INFORMATION SUPPLIED =>

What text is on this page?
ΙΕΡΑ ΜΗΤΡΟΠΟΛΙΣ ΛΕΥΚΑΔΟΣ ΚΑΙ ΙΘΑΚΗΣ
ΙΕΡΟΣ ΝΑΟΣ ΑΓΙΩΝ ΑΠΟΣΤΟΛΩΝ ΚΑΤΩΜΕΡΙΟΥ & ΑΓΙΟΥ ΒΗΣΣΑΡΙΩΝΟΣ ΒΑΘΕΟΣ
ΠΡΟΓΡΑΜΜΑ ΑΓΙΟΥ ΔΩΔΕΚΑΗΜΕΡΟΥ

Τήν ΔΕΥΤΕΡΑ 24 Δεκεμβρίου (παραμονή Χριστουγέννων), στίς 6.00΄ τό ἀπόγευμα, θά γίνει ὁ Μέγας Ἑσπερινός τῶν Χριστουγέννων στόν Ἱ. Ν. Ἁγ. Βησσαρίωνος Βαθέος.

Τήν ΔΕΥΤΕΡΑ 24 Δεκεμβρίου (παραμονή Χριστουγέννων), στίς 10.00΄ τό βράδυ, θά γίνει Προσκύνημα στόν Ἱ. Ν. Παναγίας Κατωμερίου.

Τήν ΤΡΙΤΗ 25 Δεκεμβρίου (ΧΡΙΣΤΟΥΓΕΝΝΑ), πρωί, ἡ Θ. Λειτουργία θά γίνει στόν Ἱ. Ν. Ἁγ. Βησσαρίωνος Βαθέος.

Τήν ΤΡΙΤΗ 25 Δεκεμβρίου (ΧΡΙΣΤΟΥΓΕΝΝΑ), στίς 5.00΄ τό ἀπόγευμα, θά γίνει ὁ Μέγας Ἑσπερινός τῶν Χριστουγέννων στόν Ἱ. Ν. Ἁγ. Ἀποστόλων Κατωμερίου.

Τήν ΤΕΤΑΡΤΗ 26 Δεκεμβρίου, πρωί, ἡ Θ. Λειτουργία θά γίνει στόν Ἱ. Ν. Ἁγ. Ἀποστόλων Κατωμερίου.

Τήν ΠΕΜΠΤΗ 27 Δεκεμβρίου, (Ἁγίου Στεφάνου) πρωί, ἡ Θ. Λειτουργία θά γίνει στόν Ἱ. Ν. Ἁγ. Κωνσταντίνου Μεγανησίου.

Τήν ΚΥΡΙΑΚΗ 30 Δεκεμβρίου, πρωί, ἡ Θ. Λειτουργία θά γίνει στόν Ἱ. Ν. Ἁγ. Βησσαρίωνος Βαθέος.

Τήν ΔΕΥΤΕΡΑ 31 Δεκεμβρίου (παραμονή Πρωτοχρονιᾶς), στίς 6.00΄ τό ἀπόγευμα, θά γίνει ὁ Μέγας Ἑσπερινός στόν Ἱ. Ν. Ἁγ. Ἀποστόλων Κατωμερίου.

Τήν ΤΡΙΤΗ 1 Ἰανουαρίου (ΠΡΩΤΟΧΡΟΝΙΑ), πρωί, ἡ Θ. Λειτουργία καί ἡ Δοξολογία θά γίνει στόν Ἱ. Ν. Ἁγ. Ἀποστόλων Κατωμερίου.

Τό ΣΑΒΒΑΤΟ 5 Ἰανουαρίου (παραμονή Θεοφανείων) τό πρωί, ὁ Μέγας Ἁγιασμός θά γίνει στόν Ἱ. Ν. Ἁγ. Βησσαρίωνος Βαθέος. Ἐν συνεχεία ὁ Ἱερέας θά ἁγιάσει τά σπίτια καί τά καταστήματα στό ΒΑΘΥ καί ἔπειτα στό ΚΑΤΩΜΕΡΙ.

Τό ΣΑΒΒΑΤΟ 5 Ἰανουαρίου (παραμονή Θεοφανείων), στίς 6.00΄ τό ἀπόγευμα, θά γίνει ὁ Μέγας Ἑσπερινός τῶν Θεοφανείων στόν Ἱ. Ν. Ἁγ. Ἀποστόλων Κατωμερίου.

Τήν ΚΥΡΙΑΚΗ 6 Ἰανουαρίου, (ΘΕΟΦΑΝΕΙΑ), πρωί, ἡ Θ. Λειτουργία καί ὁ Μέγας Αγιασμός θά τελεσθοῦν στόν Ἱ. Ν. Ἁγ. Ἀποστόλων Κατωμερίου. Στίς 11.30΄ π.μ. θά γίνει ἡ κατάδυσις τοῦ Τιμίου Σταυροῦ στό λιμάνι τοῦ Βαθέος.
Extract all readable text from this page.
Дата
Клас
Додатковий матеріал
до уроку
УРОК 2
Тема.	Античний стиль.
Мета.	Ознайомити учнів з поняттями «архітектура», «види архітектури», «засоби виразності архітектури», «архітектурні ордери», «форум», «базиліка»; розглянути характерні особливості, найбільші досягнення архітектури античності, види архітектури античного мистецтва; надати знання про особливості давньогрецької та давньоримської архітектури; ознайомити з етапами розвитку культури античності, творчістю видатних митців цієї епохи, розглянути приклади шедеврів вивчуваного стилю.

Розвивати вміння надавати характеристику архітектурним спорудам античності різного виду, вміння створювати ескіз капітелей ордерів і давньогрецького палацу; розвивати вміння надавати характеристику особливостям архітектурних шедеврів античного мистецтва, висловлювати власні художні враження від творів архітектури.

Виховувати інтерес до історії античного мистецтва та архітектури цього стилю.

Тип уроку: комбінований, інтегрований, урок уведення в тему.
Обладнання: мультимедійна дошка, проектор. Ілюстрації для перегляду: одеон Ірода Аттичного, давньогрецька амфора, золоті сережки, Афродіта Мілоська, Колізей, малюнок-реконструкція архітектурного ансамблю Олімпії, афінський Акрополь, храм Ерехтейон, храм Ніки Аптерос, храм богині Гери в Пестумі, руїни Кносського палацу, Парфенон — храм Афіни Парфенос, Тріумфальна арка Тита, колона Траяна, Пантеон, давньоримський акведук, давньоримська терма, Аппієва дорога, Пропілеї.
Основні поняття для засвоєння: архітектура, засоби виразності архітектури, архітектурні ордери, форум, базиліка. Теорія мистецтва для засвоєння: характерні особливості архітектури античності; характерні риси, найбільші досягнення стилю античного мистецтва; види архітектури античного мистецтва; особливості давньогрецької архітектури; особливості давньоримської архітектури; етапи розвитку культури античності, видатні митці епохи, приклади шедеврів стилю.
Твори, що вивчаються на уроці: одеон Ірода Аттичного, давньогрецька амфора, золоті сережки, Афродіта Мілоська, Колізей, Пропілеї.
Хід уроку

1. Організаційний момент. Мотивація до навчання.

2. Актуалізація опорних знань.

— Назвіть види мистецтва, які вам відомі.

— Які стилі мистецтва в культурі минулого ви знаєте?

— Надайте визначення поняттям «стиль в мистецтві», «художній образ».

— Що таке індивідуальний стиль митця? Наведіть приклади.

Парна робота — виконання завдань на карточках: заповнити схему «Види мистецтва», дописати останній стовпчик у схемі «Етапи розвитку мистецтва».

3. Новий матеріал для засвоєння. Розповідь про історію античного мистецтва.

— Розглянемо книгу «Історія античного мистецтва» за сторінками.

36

OBJECTIVE => Please output every record, keeping each line exact.

EXERCISE RESULT =>
What text is on this page?
ΙΕΡΑ ΜΗΤΡΟΠΟΛΙΣ ΛΕΥΚΑΔΟΣ ΚΑΙ ΙΘΑΚΗΣ
ΙΕΡΟΣ ΝΑΟΣ ΑΓΙΩΝ ΑΠΟΣΤΟΛΩΝ ΚΑΤΩΜΕΡΙΟΥ & ΑΓΙΟΥ ΒΗΣΣΑΡΙΩΝΟΣ ΒΑΘΕΟΣ
ΠΡΟΓΡΑΜΜΑ ΑΓΙΟΥ ΔΩΔΕΚΑΗΜΕΡΟΥ

Τήν ΔΕΥΤΕΡΑ 24 Δεκεμβρίου (παραμονή Χριστουγέννων), στίς 6.00΄ τό ἀπόγευμα, θά γίνει ὁ Μέγας Ἑσπερινός τῶν Χριστουγέννων στόν Ἱ. Ν. Ἁγ. Βησσαρίωνος Βαθέος.

Τήν ΔΕΥΤΕΡΑ 24 Δεκεμβρίου (παραμονή Χριστουγέννων), στίς 10.00΄ τό βράδυ, θά γίνει Προσκύνημα στόν Ἱ. Ν. Παναγίας Κατωμερίου.

Τήν ΤΡΙΤΗ 25 Δεκεμβρίου (ΧΡΙΣΤΟΥΓΕΝΝΑ), πρωί, ἡ Θ. Λειτουργία θά γίνει στόν Ἱ. Ν. Ἁγ. Βησσαρίωνος Βαθέος.

Τήν ΤΡΙΤΗ 25 Δεκεμβρίου (ΧΡΙΣΤΟΥΓΕΝΝΑ), στίς 5.00΄ τό ἀπόγευμα, θά γίνει ὁ Μέγας Ἑσπερινός τῶν Χριστουγέννων στόν Ἱ. Ν. Ἁγ. Ἀποστόλων Κατωμερίου.

Τήν ΤΕΤΑΡΤΗ 26 Δεκεμβρίου, πρωί, ἡ Θ. Λειτουργία θά γίνει στόν Ἱ. Ν. Ἁγ. Ἀποστόλων Κατωμερίου.

Τήν ΠΕΜΠΤΗ 27 Δεκεμβρίου, (Ἁγίου Στεφάνου) πρωί, ἡ Θ. Λειτουργία θά γίνει στόν Ἱ. Ν. Ἁγ. Κωνσταντίνου Μεγανησίου.

Τήν ΚΥΡΙΑΚΗ 30 Δεκεμβρίου, πρωί, ἡ Θ. Λειτουργία θά γίνει στόν Ἱ. Ν. Ἁγ. Βησσαρίωνος Βαθέος.

Τήν ΔΕΥΤΕΡΑ 31 Δεκεμβρίου (παραμονή Πρωτοχρονιᾶς), στίς 6.00΄ τό ἀπόγευμα, θά γίνει ὁ Μέγας Ἑσπερινός στόν Ἱ. Ν. Ἁγ. Ἀποστόλων Κατωμερίου.

Τήν ΤΡΙΤΗ 1 Ἰανουαρίου (ΠΡΩΤΟΧΡΟΝΙΑ), πρωί, ἡ Θ. Λειτουργία καί ἡ Δοξολογία θά γίνει στόν Ἱ. Ν. Ἁγ. Ἀποστόλων Κατωμερίου.

Τό ΣΑΒΒΑΤΟ 5 Ἰανουαρίου (παραμονή Θεοφανείων) τό πρωί, ὁ Μέγας Ἁγιασμός θά γίνει στόν Ἱ. Ν. Ἁγ. Βησσαρίωνος Βαθέος. Ἐν συνεχεία ὁ Ἱερέας θά ἁγιάσει τά σπίτια καί τά καταστήματα στό ΒΑΘΥ καί ἔπειτα στό ΚΑΤΩΜΕΡΙ.

Τό ΣΑΒΒΑΤΟ 5 Ἰανουαρίου (παραμονή Θεοφανείων), στίς 6.00΄ τό ἀπόγευμα, θά γίνει ὁ Μέγας Ἑσπερινός τῶν Θεοφανείων στόν Ἱ. Ν. Ἁγ. Ἀποστόλων Κατωμερίου.

Τήν ΚΥΡΙΑΚΗ 6 Ἰανουαρίου, (ΘΕΟΦΑΝΕΙΑ), πρωί, ἡ Θ. Λειτουργία καί ὁ Μέγας Αγιασμός θά τελεσθοῦν στόν Ἱ. Ν. Ἁγ. Ἀποστόλων Κατωμερίου. Στίς 11.30΄ π.μ. θά γίνει ἡ κατάδυσις τοῦ Τιμίου Σταυροῦ στό λιμάνι τοῦ Βαθέος.
Extract all readable text from this page.
Дата
Клас
Додатковий матеріал
до уроку
УРОК 2
Тема.	Античний стиль.
Мета.	Ознайомити учнів з поняттями «архітектура», «види архітектури», «засоби виразності архітектури», «архітектурні ордери», «форум», «базиліка»; розглянути характерні особливості, найбільші досягнення архітектури античності, види архітектури античного мистецтва; надати знання про особливості давньогрецької та давньоримської архітектури; ознайомити з етапами розвитку культури античності, творчістю видатних митців цієї епохи, розглянути приклади шедеврів вивчуваного стилю.

Розвивати вміння надавати характеристику архітектурним спорудам античності різного виду, вміння створювати ескіз капітелей ордерів і давньогрецького палацу; розвивати вміння надавати характеристику особливостям архітектурних шедеврів античного мистецтва, висловлювати власні художні враження від творів архітектури.

Виховувати інтерес до історії античного мистецтва та архітектури цього стилю.

Тип уроку: комбінований, інтегрований, урок уведення в тему.
Обладнання: мультимедійна дошка, проектор. Ілюстрації для перегляду: одеон Ірода Аттичного, давньогрецька амфора, золоті сережки, Афродіта Мілоська, Колізей, малюнок-реконструкція архітектурного ансамблю Олімпії, афінський Акрополь, храм Ерехтейон, храм Ніки Аптерос, храм богині Гери в Пестумі, руїни Кносського палацу, Парфенон — храм Афіни Парфенос, Тріумфальна арка Тита, колона Траяна, Пантеон, давньоримський акведук, давньоримська терма, Аппієва дорога, Пропілеї.
Основні поняття для засвоєння: архітектура, засоби виразності архітектури, архітектурні ордери, форум, базиліка. Теорія мистецтва для засвоєння: характерні особливості архітектури античності; характерні риси, найбільші досягнення стилю античного мистецтва; види архітектури античного мистецтва; особливості давньогрецької архітектури; особливості давньоримської архітектури; етапи розвитку культури античності, видатні митці епохи, приклади шедеврів стилю.
Твори, що вивчаються на уроці: одеон Ірода Аттичного, давньогрецька амфора, золоті сережки, Афродіта Мілоська, Колізей, Пропілеї.
Хід уроку

1. Організаційний момент. Мотивація до навчання.

2. Актуалізація опорних знань.

— Назвіть види мистецтва, які вам відомі.

— Які стилі мистецтва в культурі минулого ви знаєте?

— Надайте визначення поняттям «стиль в мистецтві», «художній образ».

— Що таке індивідуальний стиль митця? Наведіть приклади.

Парна робота — виконання завдань на карточках: заповнити схему «Види мистецтва», дописати останній стовпчик у схемі «Етапи розвитку мистецтва».

3. Новий матеріал для засвоєння. Розповідь про історію античного мистецтва.

— Розглянемо книгу «Історія античного мистецтва» за сторінками.

36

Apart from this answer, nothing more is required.